Data extracted from a collection
----------------------------------------
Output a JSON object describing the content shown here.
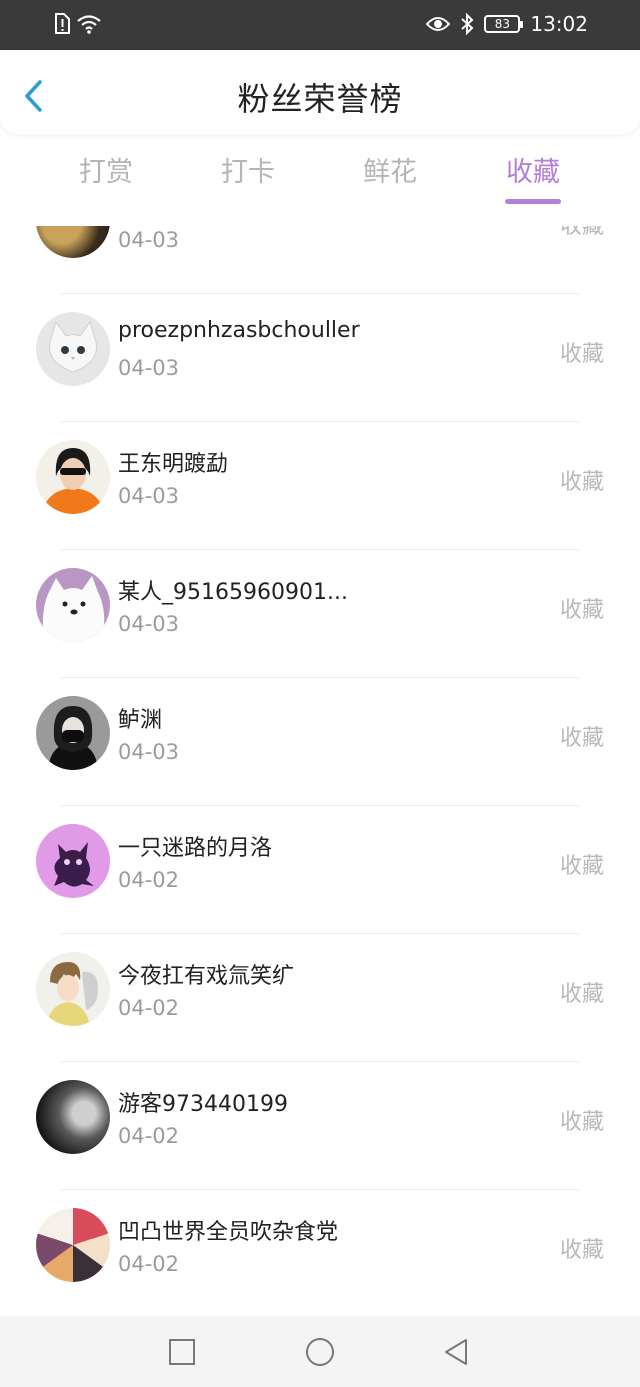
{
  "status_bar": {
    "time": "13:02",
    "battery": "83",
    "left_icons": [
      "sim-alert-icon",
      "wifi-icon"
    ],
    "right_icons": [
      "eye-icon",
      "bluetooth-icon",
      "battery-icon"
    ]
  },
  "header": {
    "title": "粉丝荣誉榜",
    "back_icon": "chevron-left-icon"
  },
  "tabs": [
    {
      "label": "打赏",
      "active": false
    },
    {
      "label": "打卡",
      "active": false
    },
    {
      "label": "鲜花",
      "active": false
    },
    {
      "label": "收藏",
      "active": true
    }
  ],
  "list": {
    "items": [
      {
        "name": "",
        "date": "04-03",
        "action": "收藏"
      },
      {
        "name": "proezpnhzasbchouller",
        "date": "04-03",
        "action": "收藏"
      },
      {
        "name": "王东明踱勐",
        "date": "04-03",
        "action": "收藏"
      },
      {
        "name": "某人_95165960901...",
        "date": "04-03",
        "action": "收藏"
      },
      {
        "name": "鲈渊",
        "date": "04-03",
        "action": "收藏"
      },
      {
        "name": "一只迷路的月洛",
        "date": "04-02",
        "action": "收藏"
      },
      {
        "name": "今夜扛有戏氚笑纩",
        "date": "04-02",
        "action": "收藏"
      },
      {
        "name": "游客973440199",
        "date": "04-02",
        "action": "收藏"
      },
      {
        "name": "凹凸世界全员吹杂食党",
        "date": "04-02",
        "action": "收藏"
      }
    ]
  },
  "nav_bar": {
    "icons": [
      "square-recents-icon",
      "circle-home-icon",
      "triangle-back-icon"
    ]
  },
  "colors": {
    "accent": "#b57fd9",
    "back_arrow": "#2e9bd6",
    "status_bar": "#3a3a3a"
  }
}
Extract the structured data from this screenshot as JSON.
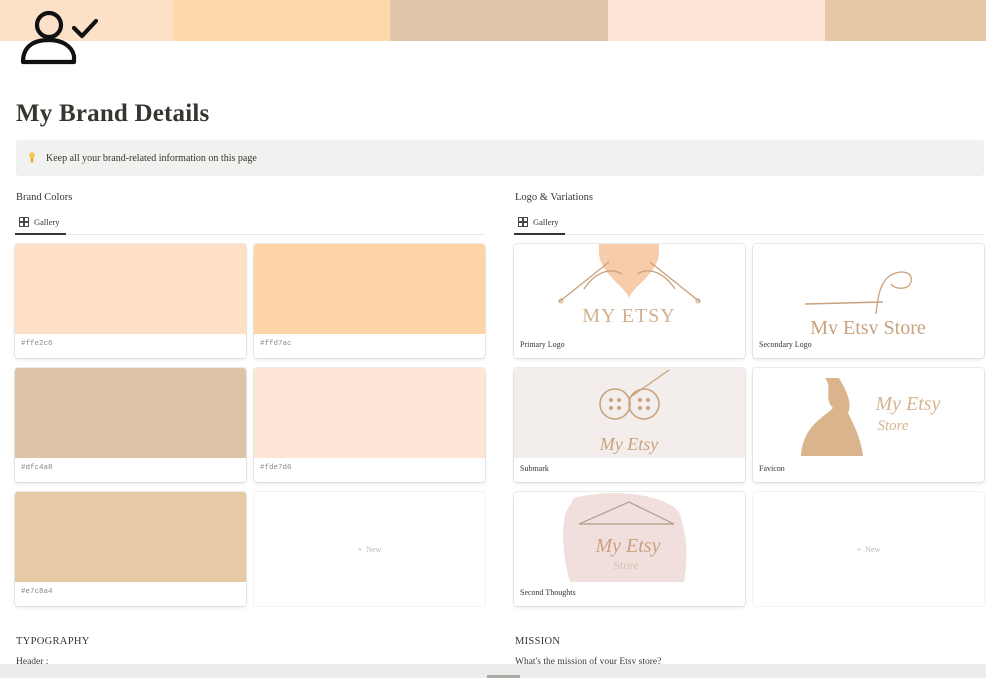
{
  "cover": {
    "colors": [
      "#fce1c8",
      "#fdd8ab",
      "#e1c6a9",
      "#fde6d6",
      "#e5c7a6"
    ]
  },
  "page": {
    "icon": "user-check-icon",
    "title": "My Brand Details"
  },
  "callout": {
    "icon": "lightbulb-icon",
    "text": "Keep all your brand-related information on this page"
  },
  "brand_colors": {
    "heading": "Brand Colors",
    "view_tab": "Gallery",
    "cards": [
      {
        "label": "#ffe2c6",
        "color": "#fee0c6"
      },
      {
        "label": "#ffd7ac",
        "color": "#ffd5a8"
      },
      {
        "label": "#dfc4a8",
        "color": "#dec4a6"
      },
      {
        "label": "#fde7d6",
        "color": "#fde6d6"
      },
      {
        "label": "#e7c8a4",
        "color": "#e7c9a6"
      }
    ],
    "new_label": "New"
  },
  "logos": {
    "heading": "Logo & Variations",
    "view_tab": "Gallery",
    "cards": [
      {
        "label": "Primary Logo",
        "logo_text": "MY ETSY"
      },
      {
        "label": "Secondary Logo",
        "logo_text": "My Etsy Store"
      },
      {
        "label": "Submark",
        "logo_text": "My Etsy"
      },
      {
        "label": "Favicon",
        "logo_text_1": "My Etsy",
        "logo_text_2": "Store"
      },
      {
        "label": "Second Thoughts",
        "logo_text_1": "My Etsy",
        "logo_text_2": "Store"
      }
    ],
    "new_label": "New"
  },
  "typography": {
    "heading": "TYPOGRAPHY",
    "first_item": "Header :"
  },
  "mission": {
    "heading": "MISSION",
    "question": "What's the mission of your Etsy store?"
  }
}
----------------------------------------
- _Task brief_
From the data above, show each line that contains "page".

- _Response to this exercise_
  "page": {
    "text": "Keep all your brand-related information on this page"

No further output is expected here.